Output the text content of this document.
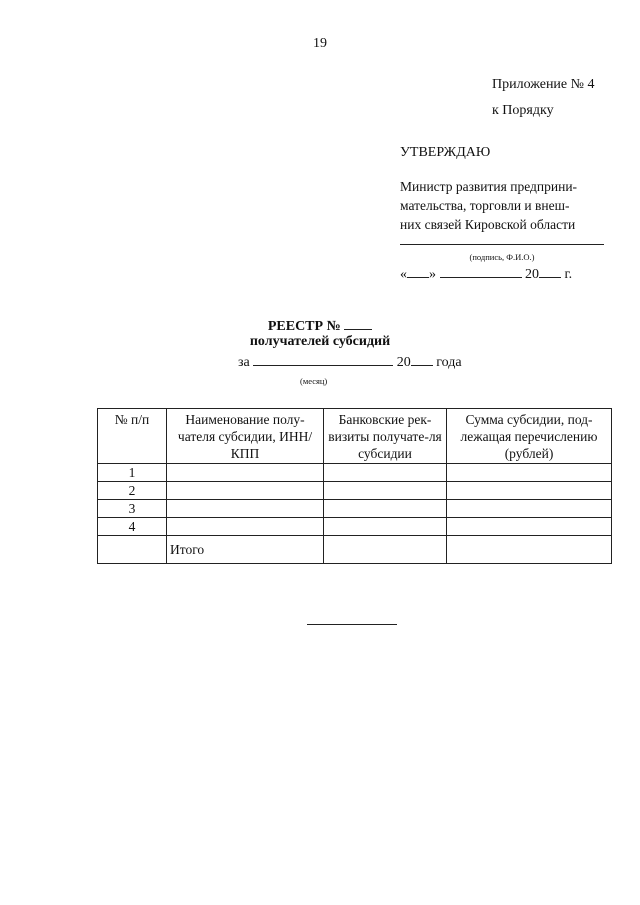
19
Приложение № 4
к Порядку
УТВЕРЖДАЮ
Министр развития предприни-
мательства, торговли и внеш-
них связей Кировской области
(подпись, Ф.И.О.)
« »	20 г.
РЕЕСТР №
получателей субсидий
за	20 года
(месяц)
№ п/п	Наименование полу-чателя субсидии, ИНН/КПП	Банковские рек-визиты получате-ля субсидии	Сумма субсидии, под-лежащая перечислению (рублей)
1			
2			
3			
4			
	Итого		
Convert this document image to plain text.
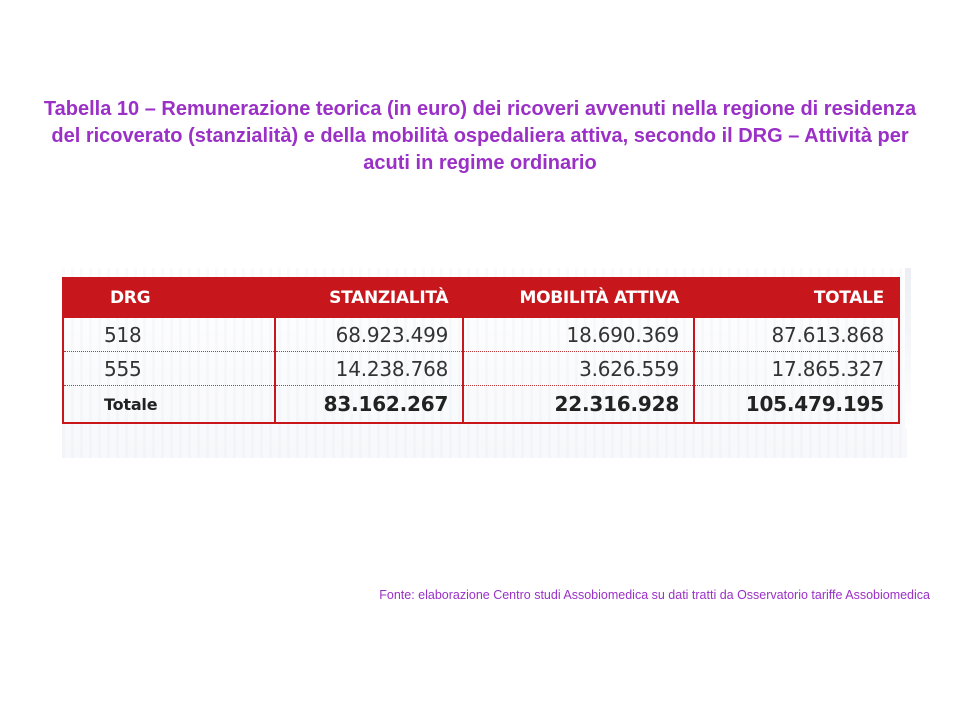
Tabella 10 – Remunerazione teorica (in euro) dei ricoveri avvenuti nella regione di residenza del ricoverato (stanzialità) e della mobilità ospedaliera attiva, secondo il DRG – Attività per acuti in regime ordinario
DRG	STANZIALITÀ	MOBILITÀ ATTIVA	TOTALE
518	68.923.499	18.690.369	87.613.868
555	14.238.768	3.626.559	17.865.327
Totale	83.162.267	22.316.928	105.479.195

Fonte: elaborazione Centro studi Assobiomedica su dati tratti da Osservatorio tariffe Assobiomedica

TASK ▸ Copy out all of the material exactly as written, without its pictures.

ANSWER BELOW ▸
Output the text content of this document.
19
Приложение № 4
к Порядку
УТВЕРЖДАЮ
Министр развития предприни-
мательства, торговли и внеш-
них связей Кировской области
(подпись, Ф.И.О.)
« »	20 г.
РЕЕСТР №
получателей субсидий
за	20 года
(месяц)
№ п/п	Наименование полу-чателя субсидии, ИНН/КПП	Банковские рек-визиты получате-ля субсидии	Сумма субсидии, под-лежащая перечислению (рублей)
1			
2			
3			
4			
	Итого		
Convert this document image to plain text.
Tabella 10 – Remunerazione teorica (in euro) dei ricoveri avvenuti nella regione di residenza del ricoverato (stanzialità) e della mobilità ospedaliera attiva, secondo il DRG – Attività per acuti in regime ordinario
DRG	STANZIALITÀ	MOBILITÀ ATTIVA	TOTALE
518	68.923.499	18.690.369	87.613.868
555	14.238.768	3.626.559	17.865.327
Totale	83.162.267	22.316.928	105.479.195

Fonte: elaborazione Centro studi Assobiomedica su dati tratti da Osservatorio tariffe Assobiomedica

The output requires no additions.